'''
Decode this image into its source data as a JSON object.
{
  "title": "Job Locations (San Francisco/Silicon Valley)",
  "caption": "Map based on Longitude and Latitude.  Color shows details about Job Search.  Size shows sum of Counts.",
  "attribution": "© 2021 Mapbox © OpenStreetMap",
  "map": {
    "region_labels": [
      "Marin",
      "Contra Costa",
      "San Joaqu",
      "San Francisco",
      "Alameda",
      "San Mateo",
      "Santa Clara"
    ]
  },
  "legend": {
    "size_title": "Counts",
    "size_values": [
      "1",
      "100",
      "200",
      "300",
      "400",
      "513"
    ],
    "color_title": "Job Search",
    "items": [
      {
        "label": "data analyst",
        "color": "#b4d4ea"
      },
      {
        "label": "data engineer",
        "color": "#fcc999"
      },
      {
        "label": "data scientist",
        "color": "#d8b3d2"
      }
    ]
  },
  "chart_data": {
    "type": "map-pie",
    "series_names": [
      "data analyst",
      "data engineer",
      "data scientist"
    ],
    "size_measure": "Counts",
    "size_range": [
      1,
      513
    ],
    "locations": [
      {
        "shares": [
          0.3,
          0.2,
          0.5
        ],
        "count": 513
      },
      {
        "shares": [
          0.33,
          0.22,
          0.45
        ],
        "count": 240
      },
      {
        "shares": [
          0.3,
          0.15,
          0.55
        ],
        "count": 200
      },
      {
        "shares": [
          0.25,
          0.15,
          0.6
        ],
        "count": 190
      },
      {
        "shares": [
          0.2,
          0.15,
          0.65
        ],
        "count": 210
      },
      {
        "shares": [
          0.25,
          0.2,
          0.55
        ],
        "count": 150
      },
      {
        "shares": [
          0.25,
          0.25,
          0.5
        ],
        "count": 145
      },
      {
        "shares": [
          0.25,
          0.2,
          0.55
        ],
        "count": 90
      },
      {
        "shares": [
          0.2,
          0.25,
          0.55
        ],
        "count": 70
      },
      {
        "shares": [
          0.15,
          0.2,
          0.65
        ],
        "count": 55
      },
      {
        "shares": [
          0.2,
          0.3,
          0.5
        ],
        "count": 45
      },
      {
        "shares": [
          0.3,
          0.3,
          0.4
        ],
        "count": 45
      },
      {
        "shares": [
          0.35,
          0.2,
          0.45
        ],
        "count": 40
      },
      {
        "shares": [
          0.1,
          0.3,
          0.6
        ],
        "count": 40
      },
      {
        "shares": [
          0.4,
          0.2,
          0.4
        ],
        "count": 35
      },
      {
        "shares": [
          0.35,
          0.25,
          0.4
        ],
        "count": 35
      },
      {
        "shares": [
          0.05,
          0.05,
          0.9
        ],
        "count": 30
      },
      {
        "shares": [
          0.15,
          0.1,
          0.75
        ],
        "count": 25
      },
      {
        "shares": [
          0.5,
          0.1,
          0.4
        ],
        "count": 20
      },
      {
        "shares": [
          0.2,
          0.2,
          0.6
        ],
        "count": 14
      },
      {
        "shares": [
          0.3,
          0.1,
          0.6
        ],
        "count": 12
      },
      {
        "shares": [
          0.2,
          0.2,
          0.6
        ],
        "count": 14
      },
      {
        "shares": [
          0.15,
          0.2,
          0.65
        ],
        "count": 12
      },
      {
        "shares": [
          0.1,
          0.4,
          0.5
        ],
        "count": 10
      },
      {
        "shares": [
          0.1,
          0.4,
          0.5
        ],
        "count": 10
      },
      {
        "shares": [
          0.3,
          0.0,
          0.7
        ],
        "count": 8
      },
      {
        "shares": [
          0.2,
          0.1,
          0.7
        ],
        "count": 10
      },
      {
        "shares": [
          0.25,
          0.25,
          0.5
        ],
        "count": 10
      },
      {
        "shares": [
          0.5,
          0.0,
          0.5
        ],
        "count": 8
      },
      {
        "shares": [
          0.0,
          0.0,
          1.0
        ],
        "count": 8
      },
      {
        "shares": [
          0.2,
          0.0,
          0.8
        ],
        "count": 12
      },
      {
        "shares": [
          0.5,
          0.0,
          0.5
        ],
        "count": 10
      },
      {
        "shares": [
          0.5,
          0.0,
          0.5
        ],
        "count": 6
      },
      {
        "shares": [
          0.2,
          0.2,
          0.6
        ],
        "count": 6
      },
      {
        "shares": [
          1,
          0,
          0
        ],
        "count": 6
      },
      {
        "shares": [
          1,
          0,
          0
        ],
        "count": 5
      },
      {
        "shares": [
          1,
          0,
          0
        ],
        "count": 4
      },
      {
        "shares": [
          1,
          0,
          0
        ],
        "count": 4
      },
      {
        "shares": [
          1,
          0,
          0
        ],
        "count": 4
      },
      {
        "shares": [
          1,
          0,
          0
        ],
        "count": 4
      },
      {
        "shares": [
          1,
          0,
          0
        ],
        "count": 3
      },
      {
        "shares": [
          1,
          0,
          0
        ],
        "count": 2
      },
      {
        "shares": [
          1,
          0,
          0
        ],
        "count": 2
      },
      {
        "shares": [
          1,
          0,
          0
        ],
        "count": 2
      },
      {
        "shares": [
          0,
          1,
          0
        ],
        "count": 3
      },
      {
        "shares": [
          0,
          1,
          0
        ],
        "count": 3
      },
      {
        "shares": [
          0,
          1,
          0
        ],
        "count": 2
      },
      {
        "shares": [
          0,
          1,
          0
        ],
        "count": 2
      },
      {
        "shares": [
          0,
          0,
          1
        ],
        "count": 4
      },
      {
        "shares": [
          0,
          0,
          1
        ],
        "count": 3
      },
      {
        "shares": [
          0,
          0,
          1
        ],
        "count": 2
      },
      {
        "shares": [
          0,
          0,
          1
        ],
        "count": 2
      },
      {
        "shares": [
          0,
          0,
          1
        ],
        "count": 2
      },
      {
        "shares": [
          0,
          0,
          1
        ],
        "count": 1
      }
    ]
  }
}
'''
GOAL: Output the listing above word for word.

SOLUTION TO THE EXERCISE:
Decode this image into its source data as a JSON object.
{
  "title": "Job Locations (San Francisco/Silicon Valley)",
  "caption": "Map based on Longitude and Latitude.  Color shows details about Job Search.  Size shows sum of Counts.",
  "attribution": "© 2021 Mapbox © OpenStreetMap",
  "map": {
    "region_labels": [
      "Marin",
      "Contra Costa",
      "San Joaqu",
      "San Francisco",
      "Alameda",
      "San Mateo",
      "Santa Clara"
    ]
  },
  "legend": {
    "size_title": "Counts",
    "size_values": [
      "1",
      "100",
      "200",
      "300",
      "400",
      "513"
    ],
    "color_title": "Job Search",
    "items": [
      {
        "label": "data analyst",
        "color": "#b4d4ea"
      },
      {
        "label": "data engineer",
        "color": "#fcc999"
      },
      {
        "label": "data scientist",
        "color": "#d8b3d2"
      }
    ]
  },
  "chart_data": {
    "type": "map-pie",
    "series_names": [
      "data analyst",
      "data engineer",
      "data scientist"
    ],
    "size_measure": "Counts",
    "size_range": [
      1,
      513
    ],
    "locations": [
      {
        "shares": [
          0.3,
          0.2,
          0.5
        ],
        "count": 513
      },
      {
        "shares": [
          0.33,
          0.22,
          0.45
        ],
        "count": 240
      },
      {
        "shares": [
          0.3,
          0.15,
          0.55
        ],
        "count": 200
      },
      {
        "shares": [
          0.25,
          0.15,
          0.6
        ],
        "count": 190
      },
      {
        "shares": [
          0.2,
          0.15,
          0.65
        ],
        "count": 210
      },
      {
        "shares": [
          0.25,
          0.2,
          0.55
        ],
        "count": 150
      },
      {
        "shares": [
          0.25,
          0.25,
          0.5
        ],
        "count": 145
      },
      {
        "shares": [
          0.25,
          0.2,
          0.55
        ],
        "count": 90
      },
      {
        "shares": [
          0.2,
          0.25,
          0.55
        ],
        "count": 70
      },
      {
        "shares": [
          0.15,
          0.2,
          0.65
        ],
        "count": 55
      },
      {
        "shares": [
          0.2,
          0.3,
          0.5
        ],
        "count": 45
      },
      {
        "shares": [
          0.3,
          0.3,
          0.4
        ],
        "count": 45
      },
      {
        "shares": [
          0.35,
          0.2,
          0.45
        ],
        "count": 40
      },
      {
        "shares": [
          0.1,
          0.3,
          0.6
        ],
        "count": 40
      },
      {
        "shares": [
          0.4,
          0.2,
          0.4
        ],
        "count": 35
      },
      {
        "shares": [
          0.35,
          0.25,
          0.4
        ],
        "count": 35
      },
      {
        "shares": [
          0.05,
          0.05,
          0.9
        ],
        "count": 30
      },
      {
        "shares": [
          0.15,
          0.1,
          0.75
        ],
        "count": 25
      },
      {
        "shares": [
          0.5,
          0.1,
          0.4
        ],
        "count": 20
      },
      {
        "shares": [
          0.2,
          0.2,
          0.6
        ],
        "count": 14
      },
      {
        "shares": [
          0.3,
          0.1,
          0.6
        ],
        "count": 12
      },
      {
        "shares": [
          0.2,
          0.2,
          0.6
        ],
        "count": 14
      },
      {
        "shares": [
          0.15,
          0.2,
          0.65
        ],
        "count": 12
      },
      {
        "shares": [
          0.1,
          0.4,
          0.5
        ],
        "count": 10
      },
      {
        "shares": [
          0.1,
          0.4,
          0.5
        ],
        "count": 10
      },
      {
        "shares": [
          0.3,
          0.0,
          0.7
        ],
        "count": 8
      },
      {
        "shares": [
          0.2,
          0.1,
          0.7
        ],
        "count": 10
      },
      {
        "shares": [
          0.25,
          0.25,
          0.5
        ],
        "count": 10
      },
      {
        "shares": [
          0.5,
          0.0,
          0.5
        ],
        "count": 8
      },
      {
        "shares": [
          0.0,
          0.0,
          1.0
        ],
        "count": 8
      },
      {
        "shares": [
          0.2,
          0.0,
          0.8
        ],
        "count": 12
      },
      {
        "shares": [
          0.5,
          0.0,
          0.5
        ],
        "count": 10
      },
      {
        "shares": [
          0.5,
          0.0,
          0.5
        ],
        "count": 6
      },
      {
        "shares": [
          0.2,
          0.2,
          0.6
        ],
        "count": 6
      },
      {
        "shares": [
          1,
          0,
          0
        ],
        "count": 6
      },
      {
        "shares": [
          1,
          0,
          0
        ],
        "count": 5
      },
      {
        "shares": [
          1,
          0,
          0
        ],
        "count": 4
      },
      {
        "shares": [
          1,
          0,
          0
        ],
        "count": 4
      },
      {
        "shares": [
          1,
          0,
          0
        ],
        "count": 4
      },
      {
        "shares": [
          1,
          0,
          0
        ],
        "count": 4
      },
      {
        "shares": [
          1,
          0,
          0
        ],
        "count": 3
      },
      {
        "shares": [
          1,
          0,
          0
        ],
        "count": 2
      },
      {
        "shares": [
          1,
          0,
          0
        ],
        "count": 2
      },
      {
        "shares": [
          1,
          0,
          0
        ],
        "count": 2
      },
      {
        "shares": [
          0,
          1,
          0
        ],
        "count": 3
      },
      {
        "shares": [
          0,
          1,
          0
        ],
        "count": 3
      },
      {
        "shares": [
          0,
          1,
          0
        ],
        "count": 2
      },
      {
        "shares": [
          0,
          1,
          0
        ],
        "count": 2
      },
      {
        "shares": [
          0,
          0,
          1
        ],
        "count": 4
      },
      {
        "shares": [
          0,
          0,
          1
        ],
        "count": 3
      },
      {
        "shares": [
          0,
          0,
          1
        ],
        "count": 2
      },
      {
        "shares": [
          0,
          0,
          1
        ],
        "count": 2
      },
      {
        "shares": [
          0,
          0,
          1
        ],
        "count": 2
      },
      {
        "shares": [
          0,
          0,
          1
        ],
        "count": 1
      }
    ]
  }
}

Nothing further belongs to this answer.